** START OF Given data **

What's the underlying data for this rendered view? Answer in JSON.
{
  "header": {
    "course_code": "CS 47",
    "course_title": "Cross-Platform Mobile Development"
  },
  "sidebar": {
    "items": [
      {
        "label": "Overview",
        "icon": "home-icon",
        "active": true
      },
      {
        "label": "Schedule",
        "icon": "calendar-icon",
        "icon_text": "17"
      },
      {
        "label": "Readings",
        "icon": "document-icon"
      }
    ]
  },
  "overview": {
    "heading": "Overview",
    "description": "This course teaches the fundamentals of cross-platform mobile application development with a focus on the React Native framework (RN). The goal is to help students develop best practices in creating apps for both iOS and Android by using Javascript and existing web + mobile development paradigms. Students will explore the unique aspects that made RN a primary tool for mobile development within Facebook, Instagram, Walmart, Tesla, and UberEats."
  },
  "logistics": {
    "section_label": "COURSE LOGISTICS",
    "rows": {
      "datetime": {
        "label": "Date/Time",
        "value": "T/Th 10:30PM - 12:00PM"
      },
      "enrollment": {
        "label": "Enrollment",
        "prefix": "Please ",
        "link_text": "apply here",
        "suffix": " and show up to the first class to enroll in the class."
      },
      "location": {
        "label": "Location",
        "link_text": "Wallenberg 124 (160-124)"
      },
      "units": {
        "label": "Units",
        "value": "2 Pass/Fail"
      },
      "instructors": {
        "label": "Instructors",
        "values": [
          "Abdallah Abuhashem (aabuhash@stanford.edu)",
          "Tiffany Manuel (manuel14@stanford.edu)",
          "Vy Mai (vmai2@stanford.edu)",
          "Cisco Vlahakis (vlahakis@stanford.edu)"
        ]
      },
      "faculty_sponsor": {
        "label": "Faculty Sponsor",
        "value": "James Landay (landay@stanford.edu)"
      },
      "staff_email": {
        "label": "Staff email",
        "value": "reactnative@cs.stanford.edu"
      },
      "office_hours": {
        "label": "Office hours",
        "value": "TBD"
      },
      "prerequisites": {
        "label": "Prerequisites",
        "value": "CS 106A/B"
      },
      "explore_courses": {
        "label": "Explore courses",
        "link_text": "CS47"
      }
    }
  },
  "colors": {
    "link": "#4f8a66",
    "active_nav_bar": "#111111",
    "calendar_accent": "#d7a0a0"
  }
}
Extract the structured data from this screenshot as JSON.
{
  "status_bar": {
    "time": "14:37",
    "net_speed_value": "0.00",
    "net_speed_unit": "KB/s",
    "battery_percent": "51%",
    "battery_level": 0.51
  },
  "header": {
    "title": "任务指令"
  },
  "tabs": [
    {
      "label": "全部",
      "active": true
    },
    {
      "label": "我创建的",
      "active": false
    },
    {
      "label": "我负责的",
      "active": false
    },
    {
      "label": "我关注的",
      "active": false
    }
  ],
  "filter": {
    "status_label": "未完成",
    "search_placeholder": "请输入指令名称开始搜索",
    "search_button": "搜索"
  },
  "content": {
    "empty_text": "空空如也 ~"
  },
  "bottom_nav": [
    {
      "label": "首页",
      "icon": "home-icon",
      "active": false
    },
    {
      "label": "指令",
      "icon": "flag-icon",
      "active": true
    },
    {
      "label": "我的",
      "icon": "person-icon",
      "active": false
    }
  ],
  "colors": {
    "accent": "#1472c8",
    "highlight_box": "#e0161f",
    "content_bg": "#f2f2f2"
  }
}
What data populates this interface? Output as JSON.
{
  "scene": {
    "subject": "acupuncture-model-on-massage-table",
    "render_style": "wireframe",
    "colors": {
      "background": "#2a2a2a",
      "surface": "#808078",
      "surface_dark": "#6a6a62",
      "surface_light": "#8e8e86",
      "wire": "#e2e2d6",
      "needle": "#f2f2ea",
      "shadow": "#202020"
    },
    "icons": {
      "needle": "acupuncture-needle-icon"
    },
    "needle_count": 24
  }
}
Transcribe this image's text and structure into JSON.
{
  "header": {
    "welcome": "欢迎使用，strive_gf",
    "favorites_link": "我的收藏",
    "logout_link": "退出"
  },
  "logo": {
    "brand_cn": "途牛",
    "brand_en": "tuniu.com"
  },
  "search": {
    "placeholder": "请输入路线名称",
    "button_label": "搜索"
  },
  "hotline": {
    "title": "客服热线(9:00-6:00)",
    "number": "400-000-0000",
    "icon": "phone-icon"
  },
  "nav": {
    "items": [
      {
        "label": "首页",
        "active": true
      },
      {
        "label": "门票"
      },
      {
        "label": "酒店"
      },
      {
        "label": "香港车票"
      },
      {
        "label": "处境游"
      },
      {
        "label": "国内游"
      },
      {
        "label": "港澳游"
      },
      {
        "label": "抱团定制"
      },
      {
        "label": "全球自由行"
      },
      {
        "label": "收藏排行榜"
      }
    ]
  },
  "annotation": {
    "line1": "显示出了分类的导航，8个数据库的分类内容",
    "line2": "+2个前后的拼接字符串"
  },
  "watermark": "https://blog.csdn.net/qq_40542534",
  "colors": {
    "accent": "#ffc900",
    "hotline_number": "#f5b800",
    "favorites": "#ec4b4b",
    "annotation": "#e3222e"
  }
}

** END OF Given data **

§ Written instruction: Reproduce the complete set of lines precisely as supplied.

§ Result of the task:
What's the underlying data for this rendered view? Answer in JSON.
{
  "header": {
    "course_code": "CS 47",
    "course_title": "Cross-Platform Mobile Development"
  },
  "sidebar": {
    "items": [
      {
        "label": "Overview",
        "icon": "home-icon",
        "active": true
      },
      {
        "label": "Schedule",
        "icon": "calendar-icon",
        "icon_text": "17"
      },
      {
        "label": "Readings",
        "icon": "document-icon"
      }
    ]
  },
  "overview": {
    "heading": "Overview",
    "description": "This course teaches the fundamentals of cross-platform mobile application development with a focus on the React Native framework (RN). The goal is to help students develop best practices in creating apps for both iOS and Android by using Javascript and existing web + mobile development paradigms. Students will explore the unique aspects that made RN a primary tool for mobile development within Facebook, Instagram, Walmart, Tesla, and UberEats."
  },
  "logistics": {
    "section_label": "COURSE LOGISTICS",
    "rows": {
      "datetime": {
        "label": "Date/Time",
        "value": "T/Th 10:30PM - 12:00PM"
      },
      "enrollment": {
        "label": "Enrollment",
        "prefix": "Please ",
        "link_text": "apply here",
        "suffix": " and show up to the first class to enroll in the class."
      },
      "location": {
        "label": "Location",
        "link_text": "Wallenberg 124 (160-124)"
      },
      "units": {
        "label": "Units",
        "value": "2 Pass/Fail"
      },
      "instructors": {
        "label": "Instructors",
        "values": [
          "Abdallah Abuhashem (aabuhash@stanford.edu)",
          "Tiffany Manuel (manuel14@stanford.edu)",
          "Vy Mai (vmai2@stanford.edu)",
          "Cisco Vlahakis (vlahakis@stanford.edu)"
        ]
      },
      "faculty_sponsor": {
        "label": "Faculty Sponsor",
        "value": "James Landay (landay@stanford.edu)"
      },
      "staff_email": {
        "label": "Staff email",
        "value": "reactnative@cs.stanford.edu"
      },
      "office_hours": {
        "label": "Office hours",
        "value": "TBD"
      },
      "prerequisites": {
        "label": "Prerequisites",
        "value": "CS 106A/B"
      },
      "explore_courses": {
        "label": "Explore courses",
        "link_text": "CS47"
      }
    }
  },
  "colors": {
    "link": "#4f8a66",
    "active_nav_bar": "#111111",
    "calendar_accent": "#d7a0a0"
  }
}
Extract the structured data from this screenshot as JSON.
{
  "status_bar": {
    "time": "14:37",
    "net_speed_value": "0.00",
    "net_speed_unit": "KB/s",
    "battery_percent": "51%",
    "battery_level": 0.51
  },
  "header": {
    "title": "任务指令"
  },
  "tabs": [
    {
      "label": "全部",
      "active": true
    },
    {
      "label": "我创建的",
      "active": false
    },
    {
      "label": "我负责的",
      "active": false
    },
    {
      "label": "我关注的",
      "active": false
    }
  ],
  "filter": {
    "status_label": "未完成",
    "search_placeholder": "请输入指令名称开始搜索",
    "search_button": "搜索"
  },
  "content": {
    "empty_text": "空空如也 ~"
  },
  "bottom_nav": [
    {
      "label": "首页",
      "icon": "home-icon",
      "active": false
    },
    {
      "label": "指令",
      "icon": "flag-icon",
      "active": true
    },
    {
      "label": "我的",
      "icon": "person-icon",
      "active": false
    }
  ],
  "colors": {
    "accent": "#1472c8",
    "highlight_box": "#e0161f",
    "content_bg": "#f2f2f2"
  }
}
What data populates this interface? Output as JSON.
{
  "scene": {
    "subject": "acupuncture-model-on-massage-table",
    "render_style": "wireframe",
    "colors": {
      "background": "#2a2a2a",
      "surface": "#808078",
      "surface_dark": "#6a6a62",
      "surface_light": "#8e8e86",
      "wire": "#e2e2d6",
      "needle": "#f2f2ea",
      "shadow": "#202020"
    },
    "icons": {
      "needle": "acupuncture-needle-icon"
    },
    "needle_count": 24
  }
}
Transcribe this image's text and structure into JSON.
{
  "header": {
    "welcome": "欢迎使用，strive_gf",
    "favorites_link": "我的收藏",
    "logout_link": "退出"
  },
  "logo": {
    "brand_cn": "途牛",
    "brand_en": "tuniu.com"
  },
  "search": {
    "placeholder": "请输入路线名称",
    "button_label": "搜索"
  },
  "hotline": {
    "title": "客服热线(9:00-6:00)",
    "number": "400-000-0000",
    "icon": "phone-icon"
  },
  "nav": {
    "items": [
      {
        "label": "首页",
        "active": true
      },
      {
        "label": "门票"
      },
      {
        "label": "酒店"
      },
      {
        "label": "香港车票"
      },
      {
        "label": "处境游"
      },
      {
        "label": "国内游"
      },
      {
        "label": "港澳游"
      },
      {
        "label": "抱团定制"
      },
      {
        "label": "全球自由行"
      },
      {
        "label": "收藏排行榜"
      }
    ]
  },
  "annotation": {
    "line1": "显示出了分类的导航，8个数据库的分类内容",
    "line2": "+2个前后的拼接字符串"
  },
  "watermark": "https://blog.csdn.net/qq_40542534",
  "colors": {
    "accent": "#ffc900",
    "hotline_number": "#f5b800",
    "favorites": "#ec4b4b",
    "annotation": "#e3222e"
  }
}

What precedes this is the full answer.